#### TASK
Without the pictures, can you quote each line below exactly?

>> start

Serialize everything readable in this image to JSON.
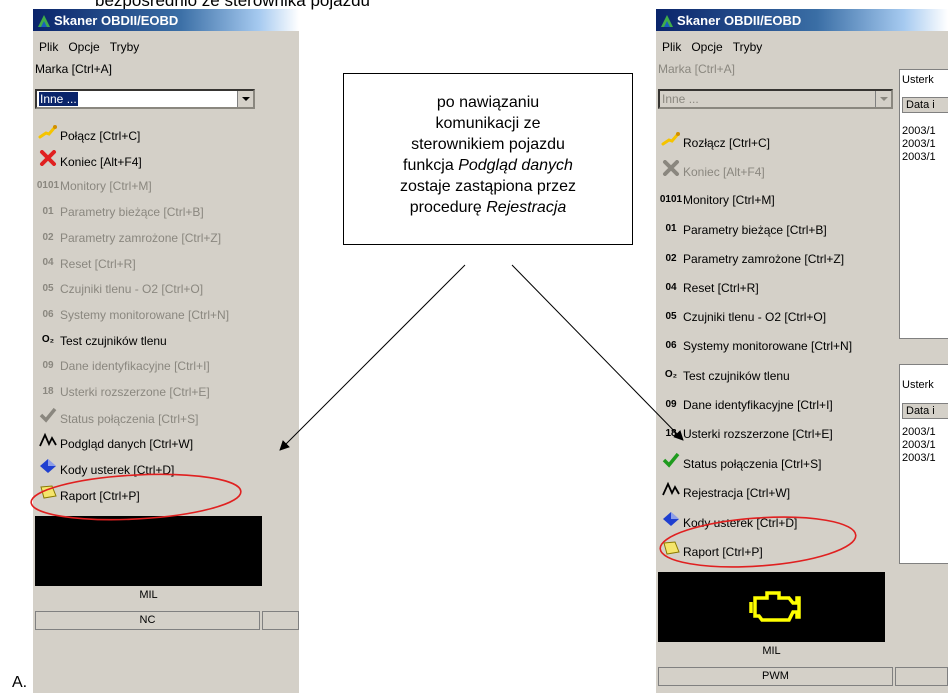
{
  "heading": "bezpośrednio ze sterownika pojazdu",
  "letter": "A.",
  "callout": {
    "l1": "po nawiązaniu",
    "l2": "komunikacji ze",
    "l3": "sterownikiem pojazdu",
    "l4a": "funkcja ",
    "l4b": "Podgląd danych",
    "l5": "zostaje zastąpiona przez",
    "l6a": "procedurę ",
    "l6b": "Rejestracja"
  },
  "left": {
    "title": "Skaner OBDII/EOBD",
    "menu": [
      "Plik",
      "Opcje",
      "Tryby"
    ],
    "marka": "Marka [Ctrl+A]",
    "combo": "Inne ...",
    "items": [
      {
        "icon": "connect-icon",
        "glyph": "",
        "label": "Połącz [Ctrl+C]",
        "enabled": true
      },
      {
        "icon": "close-icon",
        "glyph": "",
        "label": "Koniec [Alt+F4]",
        "enabled": true
      },
      {
        "icon": "monitors-icon",
        "glyph": "0101",
        "label": "Monitory [Ctrl+M]",
        "enabled": false
      },
      {
        "icon": "num-01-icon",
        "glyph": "01",
        "label": "Parametry bieżące [Ctrl+B]",
        "enabled": false
      },
      {
        "icon": "num-02-icon",
        "glyph": "02",
        "label": "Parametry zamrożone [Ctrl+Z]",
        "enabled": false
      },
      {
        "icon": "num-04-icon",
        "glyph": "04",
        "label": "Reset [Ctrl+R]",
        "enabled": false
      },
      {
        "icon": "num-05-icon",
        "glyph": "05",
        "label": "Czujniki tlenu - O2 [Ctrl+O]",
        "enabled": false
      },
      {
        "icon": "num-06-icon",
        "glyph": "06",
        "label": "Systemy monitorowane [Ctrl+N]",
        "enabled": false
      },
      {
        "icon": "o2-icon",
        "glyph": "O₂",
        "label": "Test czujników tlenu",
        "enabled": true
      },
      {
        "icon": "num-09-icon",
        "glyph": "09",
        "label": "Dane identyfikacyjne [Ctrl+I]",
        "enabled": false
      },
      {
        "icon": "num-18-icon",
        "glyph": "18",
        "label": "Usterki rozszerzone [Ctrl+E]",
        "enabled": false
      },
      {
        "icon": "checkmark-icon",
        "glyph": "",
        "label": "Status połączenia [Ctrl+S]",
        "enabled": false
      },
      {
        "icon": "waveform-icon",
        "glyph": "",
        "label": "Podgląd danych [Ctrl+W]",
        "enabled": true
      },
      {
        "icon": "diamond-icon",
        "glyph": "",
        "label": "Kody usterek [Ctrl+D]",
        "enabled": true
      },
      {
        "icon": "report-icon",
        "glyph": "",
        "label": "Raport [Ctrl+P]",
        "enabled": true
      }
    ],
    "mil": "MIL",
    "status": "NC"
  },
  "right": {
    "title": "Skaner OBDII/EOBD",
    "menu": [
      "Plik",
      "Opcje",
      "Tryby"
    ],
    "marka": "Marka [Ctrl+A]",
    "combo": "Inne ...",
    "items": [
      {
        "icon": "connect-icon",
        "glyph": "",
        "label": "Rozłącz [Ctrl+C]",
        "enabled": true
      },
      {
        "icon": "close-icon",
        "glyph": "",
        "label": "Koniec [Alt+F4]",
        "enabled": false
      },
      {
        "icon": "monitors-icon",
        "glyph": "0101",
        "label": "Monitory [Ctrl+M]",
        "enabled": true
      },
      {
        "icon": "num-01-icon",
        "glyph": "01",
        "label": "Parametry bieżące [Ctrl+B]",
        "enabled": true
      },
      {
        "icon": "num-02-icon",
        "glyph": "02",
        "label": "Parametry zamrożone [Ctrl+Z]",
        "enabled": true
      },
      {
        "icon": "num-04-icon",
        "glyph": "04",
        "label": "Reset [Ctrl+R]",
        "enabled": true
      },
      {
        "icon": "num-05-icon",
        "glyph": "05",
        "label": "Czujniki tlenu - O2 [Ctrl+O]",
        "enabled": true
      },
      {
        "icon": "num-06-icon",
        "glyph": "06",
        "label": "Systemy monitorowane [Ctrl+N]",
        "enabled": true
      },
      {
        "icon": "o2-icon",
        "glyph": "O₂",
        "label": "Test czujników tlenu",
        "enabled": true
      },
      {
        "icon": "num-09-icon",
        "glyph": "09",
        "label": "Dane identyfikacyjne [Ctrl+I]",
        "enabled": true
      },
      {
        "icon": "num-18-icon",
        "glyph": "18",
        "label": "Usterki rozszerzone [Ctrl+E]",
        "enabled": true
      },
      {
        "icon": "checkmark-icon",
        "glyph": "",
        "label": "Status połączenia [Ctrl+S]",
        "enabled": true
      },
      {
        "icon": "waveform-icon",
        "glyph": "",
        "label": "Rejestracja [Ctrl+W]",
        "enabled": true
      },
      {
        "icon": "diamond-icon",
        "glyph": "",
        "label": "Kody usterek [Ctrl+D]",
        "enabled": true
      },
      {
        "icon": "report-icon",
        "glyph": "",
        "label": "Raport [Ctrl+P]",
        "enabled": true
      }
    ],
    "mil": "MIL",
    "status": "PWM",
    "panel1": {
      "header": "Usterk",
      "col": "Data i",
      "rows": [
        "2003/1",
        "2003/1",
        "2003/1"
      ]
    },
    "panel2": {
      "header": "Usterk",
      "col": "Data i",
      "rows": [
        "2003/1",
        "2003/1",
        "2003/1"
      ]
    }
  },
  "colors": {
    "annotation": "#e02020",
    "engine": "#ffff00",
    "titlebar": "#0a246a"
  }
}
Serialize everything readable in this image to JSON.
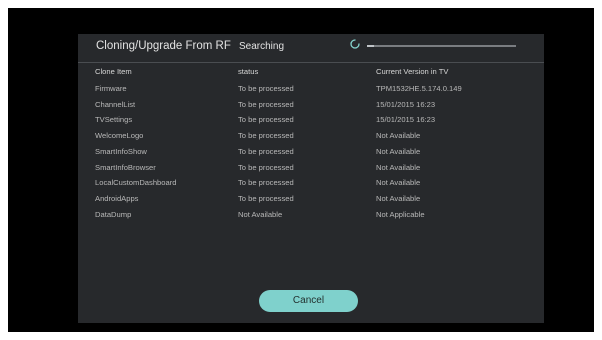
{
  "dialog": {
    "title": "Cloning/Upgrade From RF",
    "status_text": "Searching",
    "progress_fraction": 0.05
  },
  "table": {
    "headers": [
      "Clone Item",
      "status",
      "Current Version in TV"
    ],
    "rows": [
      [
        "Firmware",
        "To be processed",
        "TPM1532HE.5.174.0.149"
      ],
      [
        "ChannelList",
        "To be processed",
        "15/01/2015 16:23"
      ],
      [
        "TVSettings",
        "To be processed",
        "15/01/2015 16:23"
      ],
      [
        "WelcomeLogo",
        "To be processed",
        "Not Available"
      ],
      [
        "SmartInfoShow",
        "To be processed",
        "Not Available"
      ],
      [
        "SmartInfoBrowser",
        "To be processed",
        "Not Available"
      ],
      [
        "LocalCustomDashboard",
        "To be processed",
        "Not Available"
      ],
      [
        "AndroidApps",
        "To be processed",
        "Not Available"
      ],
      [
        "DataDump",
        "Not Available",
        "Not Applicable"
      ]
    ]
  },
  "buttons": {
    "cancel_label": "Cancel"
  },
  "icons": {
    "spinner": "loading-spinner-icon"
  },
  "colors": {
    "dialog_background": "#27292c",
    "accent": "#7fd1cc"
  }
}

>> end

#### EXPECTED OUTPUT
Serialize everything readable in this image to JSON.
{
  "heading": "bezpośrednio ze sterownika pojazdu",
  "letter": "A.",
  "callout": {
    "l1": "po nawiązaniu",
    "l2": "komunikacji ze",
    "l3": "sterownikiem pojazdu",
    "l4a": "funkcja ",
    "l4b": "Podgląd danych",
    "l5": "zostaje zastąpiona przez",
    "l6a": "procedurę ",
    "l6b": "Rejestracja"
  },
  "left": {
    "title": "Skaner OBDII/EOBD",
    "menu": [
      "Plik",
      "Opcje",
      "Tryby"
    ],
    "marka": "Marka [Ctrl+A]",
    "combo": "Inne ...",
    "items": [
      {
        "icon": "connect-icon",
        "glyph": "",
        "label": "Połącz [Ctrl+C]",
        "enabled": true
      },
      {
        "icon": "close-icon",
        "glyph": "",
        "label": "Koniec [Alt+F4]",
        "enabled": true
      },
      {
        "icon": "monitors-icon",
        "glyph": "0101",
        "label": "Monitory [Ctrl+M]",
        "enabled": false
      },
      {
        "icon": "num-01-icon",
        "glyph": "01",
        "label": "Parametry bieżące [Ctrl+B]",
        "enabled": false
      },
      {
        "icon": "num-02-icon",
        "glyph": "02",
        "label": "Parametry zamrożone [Ctrl+Z]",
        "enabled": false
      },
      {
        "icon": "num-04-icon",
        "glyph": "04",
        "label": "Reset [Ctrl+R]",
        "enabled": false
      },
      {
        "icon": "num-05-icon",
        "glyph": "05",
        "label": "Czujniki tlenu - O2 [Ctrl+O]",
        "enabled": false
      },
      {
        "icon": "num-06-icon",
        "glyph": "06",
        "label": "Systemy monitorowane [Ctrl+N]",
        "enabled": false
      },
      {
        "icon": "o2-icon",
        "glyph": "O₂",
        "label": "Test czujników tlenu",
        "enabled": true
      },
      {
        "icon": "num-09-icon",
        "glyph": "09",
        "label": "Dane identyfikacyjne [Ctrl+I]",
        "enabled": false
      },
      {
        "icon": "num-18-icon",
        "glyph": "18",
        "label": "Usterki rozszerzone [Ctrl+E]",
        "enabled": false
      },
      {
        "icon": "checkmark-icon",
        "glyph": "",
        "label": "Status połączenia [Ctrl+S]",
        "enabled": false
      },
      {
        "icon": "waveform-icon",
        "glyph": "",
        "label": "Podgląd danych [Ctrl+W]",
        "enabled": true
      },
      {
        "icon": "diamond-icon",
        "glyph": "",
        "label": "Kody usterek [Ctrl+D]",
        "enabled": true
      },
      {
        "icon": "report-icon",
        "glyph": "",
        "label": "Raport [Ctrl+P]",
        "enabled": true
      }
    ],
    "mil": "MIL",
    "status": "NC"
  },
  "right": {
    "title": "Skaner OBDII/EOBD",
    "menu": [
      "Plik",
      "Opcje",
      "Tryby"
    ],
    "marka": "Marka [Ctrl+A]",
    "combo": "Inne ...",
    "items": [
      {
        "icon": "connect-icon",
        "glyph": "",
        "label": "Rozłącz [Ctrl+C]",
        "enabled": true
      },
      {
        "icon": "close-icon",
        "glyph": "",
        "label": "Koniec [Alt+F4]",
        "enabled": false
      },
      {
        "icon": "monitors-icon",
        "glyph": "0101",
        "label": "Monitory [Ctrl+M]",
        "enabled": true
      },
      {
        "icon": "num-01-icon",
        "glyph": "01",
        "label": "Parametry bieżące [Ctrl+B]",
        "enabled": true
      },
      {
        "icon": "num-02-icon",
        "glyph": "02",
        "label": "Parametry zamrożone [Ctrl+Z]",
        "enabled": true
      },
      {
        "icon": "num-04-icon",
        "glyph": "04",
        "label": "Reset [Ctrl+R]",
        "enabled": true
      },
      {
        "icon": "num-05-icon",
        "glyph": "05",
        "label": "Czujniki tlenu - O2 [Ctrl+O]",
        "enabled": true
      },
      {
        "icon": "num-06-icon",
        "glyph": "06",
        "label": "Systemy monitorowane [Ctrl+N]",
        "enabled": true
      },
      {
        "icon": "o2-icon",
        "glyph": "O₂",
        "label": "Test czujników tlenu",
        "enabled": true
      },
      {
        "icon": "num-09-icon",
        "glyph": "09",
        "label": "Dane identyfikacyjne [Ctrl+I]",
        "enabled": true
      },
      {
        "icon": "num-18-icon",
        "glyph": "18",
        "label": "Usterki rozszerzone [Ctrl+E]",
        "enabled": true
      },
      {
        "icon": "checkmark-icon",
        "glyph": "",
        "label": "Status połączenia [Ctrl+S]",
        "enabled": true
      },
      {
        "icon": "waveform-icon",
        "glyph": "",
        "label": "Rejestracja [Ctrl+W]",
        "enabled": true
      },
      {
        "icon": "diamond-icon",
        "glyph": "",
        "label": "Kody usterek [Ctrl+D]",
        "enabled": true
      },
      {
        "icon": "report-icon",
        "glyph": "",
        "label": "Raport [Ctrl+P]",
        "enabled": true
      }
    ],
    "mil": "MIL",
    "status": "PWM",
    "panel1": {
      "header": "Usterk",
      "col": "Data i",
      "rows": [
        "2003/1",
        "2003/1",
        "2003/1"
      ]
    },
    "panel2": {
      "header": "Usterk",
      "col": "Data i",
      "rows": [
        "2003/1",
        "2003/1",
        "2003/1"
      ]
    }
  },
  "colors": {
    "annotation": "#e02020",
    "engine": "#ffff00",
    "titlebar": "#0a246a"
  }
}
Serialize everything readable in this image to JSON.
{
  "dialog": {
    "title": "Cloning/Upgrade From RF",
    "status_text": "Searching",
    "progress_fraction": 0.05
  },
  "table": {
    "headers": [
      "Clone Item",
      "status",
      "Current Version in TV"
    ],
    "rows": [
      [
        "Firmware",
        "To be processed",
        "TPM1532HE.5.174.0.149"
      ],
      [
        "ChannelList",
        "To be processed",
        "15/01/2015 16:23"
      ],
      [
        "TVSettings",
        "To be processed",
        "15/01/2015 16:23"
      ],
      [
        "WelcomeLogo",
        "To be processed",
        "Not Available"
      ],
      [
        "SmartInfoShow",
        "To be processed",
        "Not Available"
      ],
      [
        "SmartInfoBrowser",
        "To be processed",
        "Not Available"
      ],
      [
        "LocalCustomDashboard",
        "To be processed",
        "Not Available"
      ],
      [
        "AndroidApps",
        "To be processed",
        "Not Available"
      ],
      [
        "DataDump",
        "Not Available",
        "Not Applicable"
      ]
    ]
  },
  "buttons": {
    "cancel_label": "Cancel"
  },
  "icons": {
    "spinner": "loading-spinner-icon"
  },
  "colors": {
    "dialog_background": "#27292c",
    "accent": "#7fd1cc"
  }
}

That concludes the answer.